A run of records
========================================================================

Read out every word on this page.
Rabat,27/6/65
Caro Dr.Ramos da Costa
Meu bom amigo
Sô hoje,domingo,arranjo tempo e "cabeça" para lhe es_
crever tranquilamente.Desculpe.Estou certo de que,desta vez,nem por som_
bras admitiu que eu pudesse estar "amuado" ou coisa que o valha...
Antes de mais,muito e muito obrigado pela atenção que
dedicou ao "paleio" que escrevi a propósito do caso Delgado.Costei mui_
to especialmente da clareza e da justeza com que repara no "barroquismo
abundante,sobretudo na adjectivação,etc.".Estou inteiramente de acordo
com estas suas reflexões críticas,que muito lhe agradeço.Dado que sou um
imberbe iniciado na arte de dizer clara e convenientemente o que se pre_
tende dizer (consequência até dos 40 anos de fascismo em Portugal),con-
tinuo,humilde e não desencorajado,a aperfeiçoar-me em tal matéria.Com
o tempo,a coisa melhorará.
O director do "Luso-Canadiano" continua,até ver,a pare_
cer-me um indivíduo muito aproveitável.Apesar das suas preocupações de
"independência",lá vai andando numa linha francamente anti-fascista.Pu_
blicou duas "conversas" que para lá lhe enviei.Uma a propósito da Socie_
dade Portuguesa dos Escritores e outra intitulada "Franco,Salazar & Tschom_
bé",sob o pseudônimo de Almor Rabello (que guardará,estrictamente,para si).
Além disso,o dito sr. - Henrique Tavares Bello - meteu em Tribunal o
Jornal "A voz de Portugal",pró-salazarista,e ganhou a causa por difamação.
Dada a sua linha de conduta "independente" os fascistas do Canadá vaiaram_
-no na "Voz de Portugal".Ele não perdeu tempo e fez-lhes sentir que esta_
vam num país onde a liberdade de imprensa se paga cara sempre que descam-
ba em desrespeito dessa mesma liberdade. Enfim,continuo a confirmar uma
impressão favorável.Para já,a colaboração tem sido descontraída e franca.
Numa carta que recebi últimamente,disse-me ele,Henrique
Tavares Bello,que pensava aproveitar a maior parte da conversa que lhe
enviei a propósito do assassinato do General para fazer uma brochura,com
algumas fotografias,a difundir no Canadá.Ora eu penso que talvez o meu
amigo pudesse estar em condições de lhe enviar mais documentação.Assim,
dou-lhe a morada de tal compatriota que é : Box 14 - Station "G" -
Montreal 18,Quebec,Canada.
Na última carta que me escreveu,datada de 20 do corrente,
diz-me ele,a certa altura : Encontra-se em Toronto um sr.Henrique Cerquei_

========================================================================

-- WHAT NEEDS TO BE DONE --
Each record above should be restated word for word.

-- COMPLETE ANSWER --
Read out every word on this page.
Rabat,27/6/65
Caro Dr.Ramos da Costa
Meu bom amigo
Sô hoje,domingo,arranjo tempo e "cabeça" para lhe es_
crever tranquilamente.Desculpe.Estou certo de que,desta vez,nem por som_
bras admitiu que eu pudesse estar "amuado" ou coisa que o valha...
Antes de mais,muito e muito obrigado pela atenção que
dedicou ao "paleio" que escrevi a propósito do caso Delgado.Costei mui_
to especialmente da clareza e da justeza com que repara no "barroquismo
abundante,sobretudo na adjectivação,etc.".Estou inteiramente de acordo
com estas suas reflexões críticas,que muito lhe agradeço.Dado que sou um
imberbe iniciado na arte de dizer clara e convenientemente o que se pre_
tende dizer (consequência até dos 40 anos de fascismo em Portugal),con-
tinuo,humilde e não desencorajado,a aperfeiçoar-me em tal matéria.Com
o tempo,a coisa melhorará.
O director do "Luso-Canadiano" continua,até ver,a pare_
cer-me um indivíduo muito aproveitável.Apesar das suas preocupações de
"independência",lá vai andando numa linha francamente anti-fascista.Pu_
blicou duas "conversas" que para lá lhe enviei.Uma a propósito da Socie_
dade Portuguesa dos Escritores e outra intitulada "Franco,Salazar & Tschom_
bé",sob o pseudônimo de Almor Rabello (que guardará,estrictamente,para si).
Além disso,o dito sr. - Henrique Tavares Bello - meteu em Tribunal o
Jornal "A voz de Portugal",pró-salazarista,e ganhou a causa por difamação.
Dada a sua linha de conduta "independente" os fascistas do Canadá vaiaram_
-no na "Voz de Portugal".Ele não perdeu tempo e fez-lhes sentir que esta_
vam num país onde a liberdade de imprensa se paga cara sempre que descam-
ba em desrespeito dessa mesma liberdade. Enfim,continuo a confirmar uma
impressão favorável.Para já,a colaboração tem sido descontraída e franca.
Numa carta que recebi últimamente,disse-me ele,Henrique
Tavares Bello,que pensava aproveitar a maior parte da conversa que lhe
enviei a propósito do assassinato do General para fazer uma brochura,com
algumas fotografias,a difundir no Canadá.Ora eu penso que talvez o meu
amigo pudesse estar em condições de lhe enviar mais documentação.Assim,
dou-lhe a morada de tal compatriota que é : Box 14 - Station "G" -
Montreal 18,Quebec,Canada.
Na última carta que me escreveu,datada de 20 do corrente,
diz-me ele,a certa altura : Encontra-se em Toronto um sr.Henrique Cerquei_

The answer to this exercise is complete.